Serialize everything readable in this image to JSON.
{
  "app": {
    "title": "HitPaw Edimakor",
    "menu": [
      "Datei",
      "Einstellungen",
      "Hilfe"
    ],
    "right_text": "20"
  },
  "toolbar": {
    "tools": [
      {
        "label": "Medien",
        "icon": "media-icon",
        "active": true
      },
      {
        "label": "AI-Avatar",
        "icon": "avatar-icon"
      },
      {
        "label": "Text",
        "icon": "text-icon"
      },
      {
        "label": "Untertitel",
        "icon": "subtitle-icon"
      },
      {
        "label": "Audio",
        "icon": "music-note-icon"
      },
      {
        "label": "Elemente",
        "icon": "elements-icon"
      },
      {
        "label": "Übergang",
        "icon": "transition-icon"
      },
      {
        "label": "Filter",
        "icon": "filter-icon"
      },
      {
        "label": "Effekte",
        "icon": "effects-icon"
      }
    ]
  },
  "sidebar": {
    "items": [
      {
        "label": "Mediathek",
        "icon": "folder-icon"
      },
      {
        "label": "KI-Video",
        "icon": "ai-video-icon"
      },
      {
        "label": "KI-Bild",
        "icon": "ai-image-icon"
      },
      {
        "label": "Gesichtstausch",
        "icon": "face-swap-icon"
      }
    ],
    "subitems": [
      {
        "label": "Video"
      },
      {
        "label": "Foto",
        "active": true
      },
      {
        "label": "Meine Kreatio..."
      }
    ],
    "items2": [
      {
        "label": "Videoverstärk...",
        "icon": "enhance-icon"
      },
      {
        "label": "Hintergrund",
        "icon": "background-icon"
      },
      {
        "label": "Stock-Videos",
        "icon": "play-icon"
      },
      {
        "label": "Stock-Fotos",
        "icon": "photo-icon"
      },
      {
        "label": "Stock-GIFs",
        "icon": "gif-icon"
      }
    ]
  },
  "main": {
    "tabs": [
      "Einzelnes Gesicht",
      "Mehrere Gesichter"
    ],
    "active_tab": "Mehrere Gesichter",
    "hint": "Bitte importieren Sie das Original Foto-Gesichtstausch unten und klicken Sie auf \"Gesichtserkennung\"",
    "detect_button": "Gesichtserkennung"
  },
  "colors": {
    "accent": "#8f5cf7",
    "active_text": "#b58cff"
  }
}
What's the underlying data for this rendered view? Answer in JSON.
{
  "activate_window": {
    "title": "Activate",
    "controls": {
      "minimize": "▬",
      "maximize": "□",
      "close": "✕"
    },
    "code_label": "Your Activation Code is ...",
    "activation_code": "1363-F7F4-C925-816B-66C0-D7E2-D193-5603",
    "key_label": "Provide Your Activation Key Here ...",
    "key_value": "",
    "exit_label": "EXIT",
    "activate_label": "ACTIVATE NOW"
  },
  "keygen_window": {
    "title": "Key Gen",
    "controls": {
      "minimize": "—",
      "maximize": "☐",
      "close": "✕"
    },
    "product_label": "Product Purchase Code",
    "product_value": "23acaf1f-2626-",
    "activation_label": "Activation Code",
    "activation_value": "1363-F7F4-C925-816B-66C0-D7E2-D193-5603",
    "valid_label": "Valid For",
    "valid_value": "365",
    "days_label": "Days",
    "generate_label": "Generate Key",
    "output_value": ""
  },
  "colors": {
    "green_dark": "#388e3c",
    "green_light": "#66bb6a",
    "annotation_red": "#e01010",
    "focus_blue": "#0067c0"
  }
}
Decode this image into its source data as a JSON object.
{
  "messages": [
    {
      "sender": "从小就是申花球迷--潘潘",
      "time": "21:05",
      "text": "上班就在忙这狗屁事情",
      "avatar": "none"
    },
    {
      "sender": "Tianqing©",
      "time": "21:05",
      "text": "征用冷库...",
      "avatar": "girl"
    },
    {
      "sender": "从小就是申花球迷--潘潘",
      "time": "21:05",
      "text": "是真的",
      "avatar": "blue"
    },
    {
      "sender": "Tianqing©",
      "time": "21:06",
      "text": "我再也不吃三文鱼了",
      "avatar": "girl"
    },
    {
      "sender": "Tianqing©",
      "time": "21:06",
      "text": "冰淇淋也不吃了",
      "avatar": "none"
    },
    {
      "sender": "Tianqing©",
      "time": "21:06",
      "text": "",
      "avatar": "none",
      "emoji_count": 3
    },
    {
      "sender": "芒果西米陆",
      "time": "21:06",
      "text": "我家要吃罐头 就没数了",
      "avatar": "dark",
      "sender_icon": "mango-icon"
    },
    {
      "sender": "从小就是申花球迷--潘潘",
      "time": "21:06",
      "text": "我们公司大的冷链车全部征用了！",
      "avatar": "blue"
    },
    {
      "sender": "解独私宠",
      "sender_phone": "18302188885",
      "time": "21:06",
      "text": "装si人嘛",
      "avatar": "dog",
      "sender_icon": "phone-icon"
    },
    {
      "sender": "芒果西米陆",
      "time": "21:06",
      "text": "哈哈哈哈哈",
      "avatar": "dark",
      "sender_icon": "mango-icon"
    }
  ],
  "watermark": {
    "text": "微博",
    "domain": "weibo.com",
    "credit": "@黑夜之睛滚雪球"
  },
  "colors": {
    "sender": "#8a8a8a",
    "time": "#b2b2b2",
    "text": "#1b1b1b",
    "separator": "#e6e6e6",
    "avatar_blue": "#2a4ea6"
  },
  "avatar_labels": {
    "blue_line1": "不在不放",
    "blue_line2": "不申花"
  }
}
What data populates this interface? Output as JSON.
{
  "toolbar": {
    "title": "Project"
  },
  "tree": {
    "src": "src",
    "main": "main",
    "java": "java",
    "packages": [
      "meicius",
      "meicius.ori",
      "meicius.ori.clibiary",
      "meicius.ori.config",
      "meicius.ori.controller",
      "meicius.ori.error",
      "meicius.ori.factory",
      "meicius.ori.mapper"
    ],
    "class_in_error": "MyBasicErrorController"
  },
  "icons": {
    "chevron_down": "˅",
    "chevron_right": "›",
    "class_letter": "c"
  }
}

* WRITTEN TASK *
Go through the entries and return each line where the word "this" appears.

* TASK OUTPUT *
Serialize everything readable in this image to JSON.
What's the underlying data for this rendered view? Answer in JSON.
Decode this image into its source data as a JSON object.
What data populates this interface? Output as JSON.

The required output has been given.